## Data entries
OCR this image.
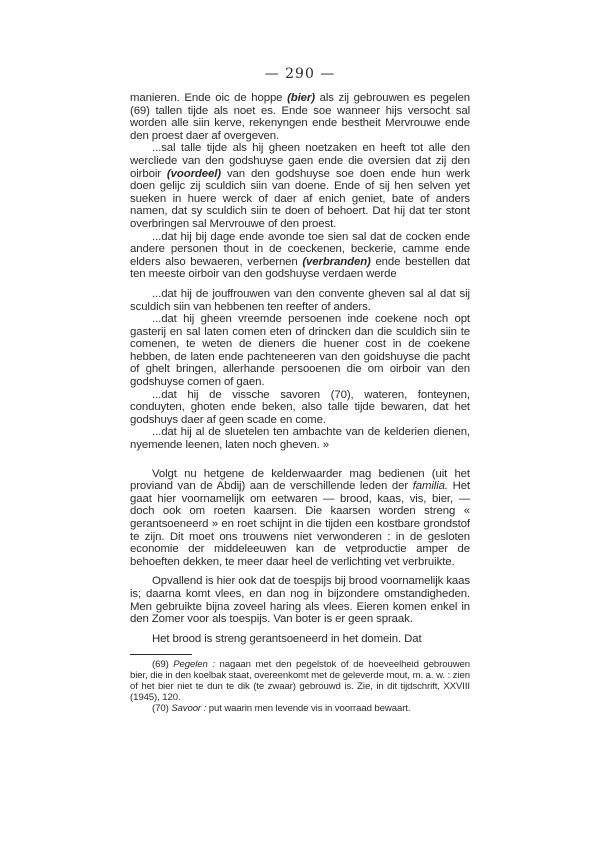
— 290 —

manieren. Ende oic de hoppe (bier) als zij gebrouwen es pegelen (69) tallen tijde als noet es. Ende soe wanneer hijs versocht sal worden alle siin kerve, rekenyngen ende bestheit Mervrouwe ende den proest daer af overgeven.

...sal talle tijde als hij gheen noetzaken en heeft tot alle den wercliede van den godshuyse gaen ende die oversien dat zij den oirboir (voordeel) van den godshuyse soe doen ende hun werk doen gelijc zij sculdich siin van doene. Ende of sij hen selven yet sueken in huere werck of daer af enich geniet, bate of anders namen, dat sy sculdich siin te doen of behoert. Dat hij dat ter stont overbringen sal Mervrouwe of den proest.

...dat hij bij dage ende avonde toe sien sal dat de cocken ende andere personen thout in de coeckenen, beckerie, camme ende elders also bewaeren, verbernen (verbranden) ende bestellen dat ten meeste oirboir van den godshuyse verdaen werde

...dat hij de jouffrouwen van den convente gheven sal al dat sij sculdich siin van hebbenen ten reefter of anders.

...dat hij gheen vreemde persoenen inde coekene noch opt gasterij en sal laten comen eten of drincken dan die sculdich siin te comenen, te weten de dieners die huener cost in de coekene hebben, de laten ende pachteneeren van den goidshuyse die pacht of ghelt bringen, allerhande persooenen die om oirboir van den godshuyse comen of gaen.

...dat hij de vissche savoren (70), wateren, fonteynen, conduyten, ghoten ende beken, also talle tijde bewaren, dat het godshuys daer af geen scade en come.

...dat hij al de sluetelen ten ambachte van de kelderien dienen, nyemende leenen, laten noch gheven. »

Volgt nu hetgene de kelderwaarder mag bedienen (uit het proviand van de Abdij) aan de verschillende leden der familia. Het gaat hier voornamelijk om eetwaren — brood, kaas, vis, bier, — doch ook om roeten kaarsen. Die kaarsen worden streng « gerantsoeneerd » en roet schijnt in die tijden een kostbare grondstof te zijn. Dit moet ons trouwens niet verwonderen : in de gesloten economie der middeleeuwen kan de vetproductie amper de behoeften dekken, te meer daar heel de verlichting vet verbruikte.

Opvallend is hier ook dat de toespijs bij brood voornamelijk kaas is; daarna komt vlees, en dan nog in bijzondere omstandigheden. Men gebruikte bijna zoveel haring als vlees. Eieren komen enkel in den Zomer voor als toespijs. Van boter is er geen spraak.

Het brood is streng gerantsoeneerd in het domein. Dat

(69) Pegelen : nagaan met den pegelstok of de hoeveelheid gebrouwen bier, die in den koelbak staat, overeenkomt met de geleverde mout, m. a. w. : zien of het bier niet te dun te dik (te zwaar) gebrouwd is. Zie, in dit tijdschrift, XXVIII (1945), 120.

(70) Savoor : put waarin men levende vis in voorraad bewaart.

## What you will do
Pull out each line of the entries that contains "gerantsoeneerd".

## Answer to this problem
Volgt nu hetgene de kelderwaarder mag bedienen (uit het proviand van de Abdij) aan de verschillende leden der familia. Het gaat hier voornamelijk om eetwaren — brood, kaas, vis, bier, — doch ook om roeten kaarsen. Die kaarsen worden streng « gerantsoeneerd » en roet schijnt in die tijden een kostbare grondstof te zijn. Dit moet ons trouwens niet verwonderen : in de gesloten economie der middeleeuwen kan de vetproductie amper de behoeften dekken, te meer daar heel de verlichting vet verbruikte.
Het brood is streng gerantsoeneerd in het domein. Dat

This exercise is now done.